>>>

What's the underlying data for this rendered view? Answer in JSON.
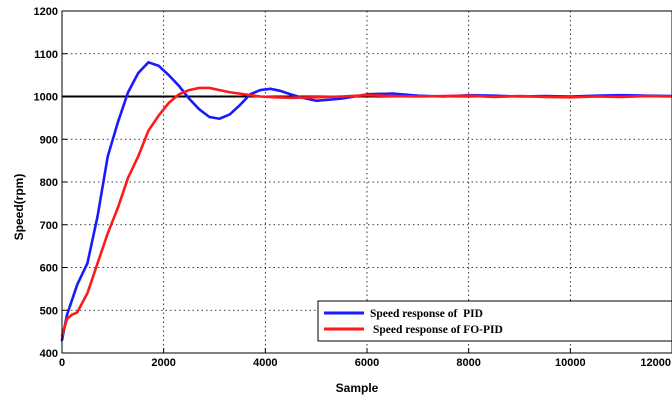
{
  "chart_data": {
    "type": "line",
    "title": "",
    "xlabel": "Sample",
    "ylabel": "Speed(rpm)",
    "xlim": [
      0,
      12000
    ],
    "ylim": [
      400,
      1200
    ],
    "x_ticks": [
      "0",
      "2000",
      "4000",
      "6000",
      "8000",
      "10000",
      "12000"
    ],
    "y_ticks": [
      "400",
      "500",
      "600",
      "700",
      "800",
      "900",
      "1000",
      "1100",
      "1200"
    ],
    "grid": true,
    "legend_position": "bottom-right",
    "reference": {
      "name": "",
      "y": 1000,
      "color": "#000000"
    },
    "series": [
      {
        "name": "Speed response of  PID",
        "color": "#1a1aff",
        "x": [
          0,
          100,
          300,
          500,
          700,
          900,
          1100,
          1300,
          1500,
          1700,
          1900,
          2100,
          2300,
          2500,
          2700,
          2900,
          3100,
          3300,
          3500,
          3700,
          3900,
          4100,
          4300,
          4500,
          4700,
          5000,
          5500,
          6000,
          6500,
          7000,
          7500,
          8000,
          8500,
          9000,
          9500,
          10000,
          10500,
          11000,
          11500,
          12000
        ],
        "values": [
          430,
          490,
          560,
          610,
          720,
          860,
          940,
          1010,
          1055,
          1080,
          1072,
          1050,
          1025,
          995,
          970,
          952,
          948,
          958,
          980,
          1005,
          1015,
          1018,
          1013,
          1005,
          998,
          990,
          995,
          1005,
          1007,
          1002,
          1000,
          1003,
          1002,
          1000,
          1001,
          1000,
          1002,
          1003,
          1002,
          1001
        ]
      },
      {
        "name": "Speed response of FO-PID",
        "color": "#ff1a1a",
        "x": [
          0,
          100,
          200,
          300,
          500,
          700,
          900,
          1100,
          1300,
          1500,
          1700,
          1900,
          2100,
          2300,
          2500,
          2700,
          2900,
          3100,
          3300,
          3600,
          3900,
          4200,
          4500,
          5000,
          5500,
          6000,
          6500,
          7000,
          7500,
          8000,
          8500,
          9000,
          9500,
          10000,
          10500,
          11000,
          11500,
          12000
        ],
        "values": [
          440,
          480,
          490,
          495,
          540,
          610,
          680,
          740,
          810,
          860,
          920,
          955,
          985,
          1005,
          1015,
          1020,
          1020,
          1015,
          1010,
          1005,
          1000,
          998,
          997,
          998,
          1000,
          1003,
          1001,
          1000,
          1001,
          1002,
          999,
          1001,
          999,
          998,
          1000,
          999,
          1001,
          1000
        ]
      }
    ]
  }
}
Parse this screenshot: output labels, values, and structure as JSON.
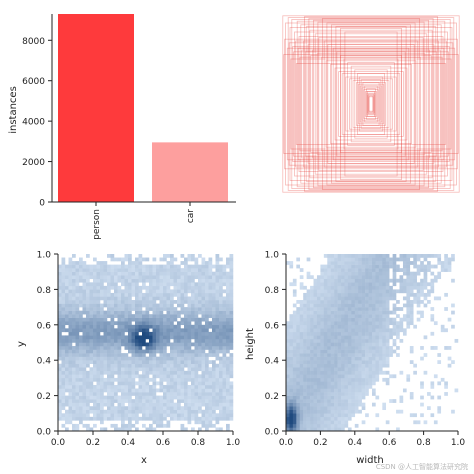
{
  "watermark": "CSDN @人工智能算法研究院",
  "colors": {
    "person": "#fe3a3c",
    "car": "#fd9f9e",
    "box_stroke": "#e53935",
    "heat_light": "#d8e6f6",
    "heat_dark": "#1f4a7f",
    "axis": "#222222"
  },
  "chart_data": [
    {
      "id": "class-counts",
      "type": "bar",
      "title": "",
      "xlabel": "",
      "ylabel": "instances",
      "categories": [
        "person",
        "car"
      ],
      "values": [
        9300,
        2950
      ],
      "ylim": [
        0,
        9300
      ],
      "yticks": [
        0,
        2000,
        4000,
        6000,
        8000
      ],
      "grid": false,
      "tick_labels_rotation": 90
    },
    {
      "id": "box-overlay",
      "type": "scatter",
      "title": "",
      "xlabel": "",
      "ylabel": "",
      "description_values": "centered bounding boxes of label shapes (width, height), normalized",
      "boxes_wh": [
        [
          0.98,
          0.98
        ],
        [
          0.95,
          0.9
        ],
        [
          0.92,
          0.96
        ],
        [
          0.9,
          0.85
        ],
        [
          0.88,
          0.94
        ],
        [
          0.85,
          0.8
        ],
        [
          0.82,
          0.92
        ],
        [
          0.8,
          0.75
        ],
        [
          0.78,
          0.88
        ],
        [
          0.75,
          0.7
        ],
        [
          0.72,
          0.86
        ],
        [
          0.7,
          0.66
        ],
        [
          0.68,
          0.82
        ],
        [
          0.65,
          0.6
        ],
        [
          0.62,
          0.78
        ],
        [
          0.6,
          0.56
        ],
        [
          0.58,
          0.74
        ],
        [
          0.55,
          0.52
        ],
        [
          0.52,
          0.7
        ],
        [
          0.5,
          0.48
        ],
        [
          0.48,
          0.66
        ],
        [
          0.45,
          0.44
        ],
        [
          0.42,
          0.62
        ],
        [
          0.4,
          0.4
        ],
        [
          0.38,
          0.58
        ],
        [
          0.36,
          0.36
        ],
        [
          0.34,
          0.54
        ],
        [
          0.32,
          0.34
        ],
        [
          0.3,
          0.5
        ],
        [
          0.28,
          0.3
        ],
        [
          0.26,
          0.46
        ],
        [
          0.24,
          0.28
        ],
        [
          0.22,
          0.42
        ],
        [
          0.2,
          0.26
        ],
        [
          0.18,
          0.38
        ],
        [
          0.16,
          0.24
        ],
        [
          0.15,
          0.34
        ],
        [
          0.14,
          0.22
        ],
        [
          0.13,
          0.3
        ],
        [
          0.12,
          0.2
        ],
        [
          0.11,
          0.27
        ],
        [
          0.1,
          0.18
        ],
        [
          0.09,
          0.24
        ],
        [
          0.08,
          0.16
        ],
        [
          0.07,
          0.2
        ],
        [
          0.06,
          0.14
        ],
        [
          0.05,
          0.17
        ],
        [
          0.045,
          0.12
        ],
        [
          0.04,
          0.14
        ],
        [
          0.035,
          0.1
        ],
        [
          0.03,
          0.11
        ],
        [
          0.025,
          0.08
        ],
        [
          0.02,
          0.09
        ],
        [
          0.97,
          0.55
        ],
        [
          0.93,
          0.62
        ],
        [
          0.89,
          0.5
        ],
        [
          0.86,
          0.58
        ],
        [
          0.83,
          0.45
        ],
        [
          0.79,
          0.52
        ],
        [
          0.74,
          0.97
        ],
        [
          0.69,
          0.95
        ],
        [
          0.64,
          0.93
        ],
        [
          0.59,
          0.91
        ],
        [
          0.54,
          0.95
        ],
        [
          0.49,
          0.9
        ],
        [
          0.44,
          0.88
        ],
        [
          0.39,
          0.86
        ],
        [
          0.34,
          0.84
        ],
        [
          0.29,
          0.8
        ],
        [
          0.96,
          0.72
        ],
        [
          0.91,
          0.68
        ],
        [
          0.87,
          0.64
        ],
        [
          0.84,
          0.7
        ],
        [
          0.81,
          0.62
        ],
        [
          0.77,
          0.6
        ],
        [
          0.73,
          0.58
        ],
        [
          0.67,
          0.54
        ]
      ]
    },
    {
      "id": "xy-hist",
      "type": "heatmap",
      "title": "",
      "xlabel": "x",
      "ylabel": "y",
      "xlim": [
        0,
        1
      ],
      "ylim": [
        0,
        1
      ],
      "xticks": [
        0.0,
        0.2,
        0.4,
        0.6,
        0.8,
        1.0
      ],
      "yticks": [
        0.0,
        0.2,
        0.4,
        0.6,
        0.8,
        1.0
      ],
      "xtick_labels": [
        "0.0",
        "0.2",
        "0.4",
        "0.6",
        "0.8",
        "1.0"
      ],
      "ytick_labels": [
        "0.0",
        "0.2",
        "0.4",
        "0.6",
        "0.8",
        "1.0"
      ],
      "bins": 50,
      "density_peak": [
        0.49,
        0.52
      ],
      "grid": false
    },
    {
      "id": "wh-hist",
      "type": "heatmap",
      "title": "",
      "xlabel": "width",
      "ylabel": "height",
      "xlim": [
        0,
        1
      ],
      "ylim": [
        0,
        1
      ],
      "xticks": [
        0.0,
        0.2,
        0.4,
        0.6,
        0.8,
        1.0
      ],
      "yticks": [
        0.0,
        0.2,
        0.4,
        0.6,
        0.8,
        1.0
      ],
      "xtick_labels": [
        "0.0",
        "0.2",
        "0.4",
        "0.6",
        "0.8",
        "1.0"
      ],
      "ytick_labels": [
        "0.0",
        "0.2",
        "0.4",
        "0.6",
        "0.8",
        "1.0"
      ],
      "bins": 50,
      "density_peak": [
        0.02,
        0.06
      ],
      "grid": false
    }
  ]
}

<<<

_Problem to work on_:
Make a copy of each line that contains the string "type".

_Reply to the exercise_:
    "type": "line",
      "type": "bar",
      "type": "scatter",
      "type": "heatmap",
      "type": "heatmap",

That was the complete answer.